▸ Recorded data:
* * * *

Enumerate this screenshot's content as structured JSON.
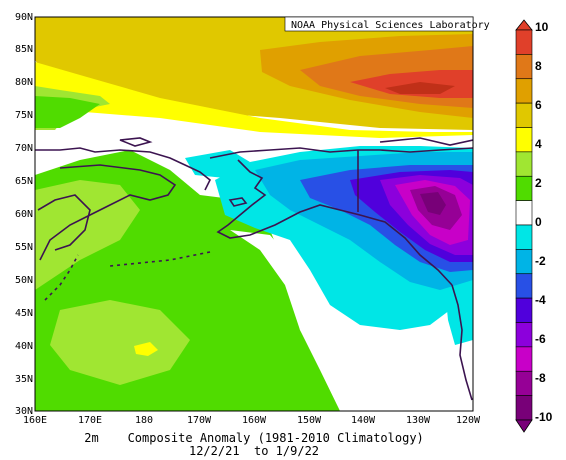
{
  "header": {
    "credit": "NOAA Physical Sciences Laboratory"
  },
  "caption": {
    "line1": "2m    Composite Anomaly (1981-2010 Climatology)",
    "line2": "12/2/21  to 1/9/22"
  },
  "axes": {
    "lat_labels": [
      "90N",
      "85N",
      "80N",
      "75N",
      "70N",
      "65N",
      "60N",
      "55N",
      "50N",
      "45N",
      "40N",
      "35N",
      "30N"
    ],
    "lon_labels": [
      "160E",
      "170E",
      "180",
      "170W",
      "160W",
      "150W",
      "140W",
      "130W",
      "120W"
    ]
  },
  "colorbar": {
    "labels": [
      "10",
      "8",
      "6",
      "4",
      "2",
      "0",
      "-2",
      "-4",
      "-6",
      "-8",
      "-10"
    ],
    "colors": [
      "#e0402a",
      "#e07818",
      "#e0a000",
      "#e0c800",
      "#ffff00",
      "#a0e632",
      "#50dc00",
      "#ffffff",
      "#00e6e6",
      "#00b4e6",
      "#2850e6",
      "#5000dc",
      "#8c00dc",
      "#c800c8",
      "#960096",
      "#780078"
    ]
  }
}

* * * *

▸ WHAT IS EXPECTED: Omitting all images, retype each line of the records precisely.

▸ REPLY TO THE EXERCISE:
Enumerate this screenshot's content as structured JSON.
{
  "header": {
    "credit": "NOAA Physical Sciences Laboratory"
  },
  "caption": {
    "line1": "2m    Composite Anomaly (1981-2010 Climatology)",
    "line2": "12/2/21  to 1/9/22"
  },
  "axes": {
    "lat_labels": [
      "90N",
      "85N",
      "80N",
      "75N",
      "70N",
      "65N",
      "60N",
      "55N",
      "50N",
      "45N",
      "40N",
      "35N",
      "30N"
    ],
    "lon_labels": [
      "160E",
      "170E",
      "180",
      "170W",
      "160W",
      "150W",
      "140W",
      "130W",
      "120W"
    ]
  },
  "colorbar": {
    "labels": [
      "10",
      "8",
      "6",
      "4",
      "2",
      "0",
      "-2",
      "-4",
      "-6",
      "-8",
      "-10"
    ],
    "colors": [
      "#e0402a",
      "#e07818",
      "#e0a000",
      "#e0c800",
      "#ffff00",
      "#a0e632",
      "#50dc00",
      "#ffffff",
      "#00e6e6",
      "#00b4e6",
      "#2850e6",
      "#5000dc",
      "#8c00dc",
      "#c800c8",
      "#960096",
      "#780078"
    ]
  }
}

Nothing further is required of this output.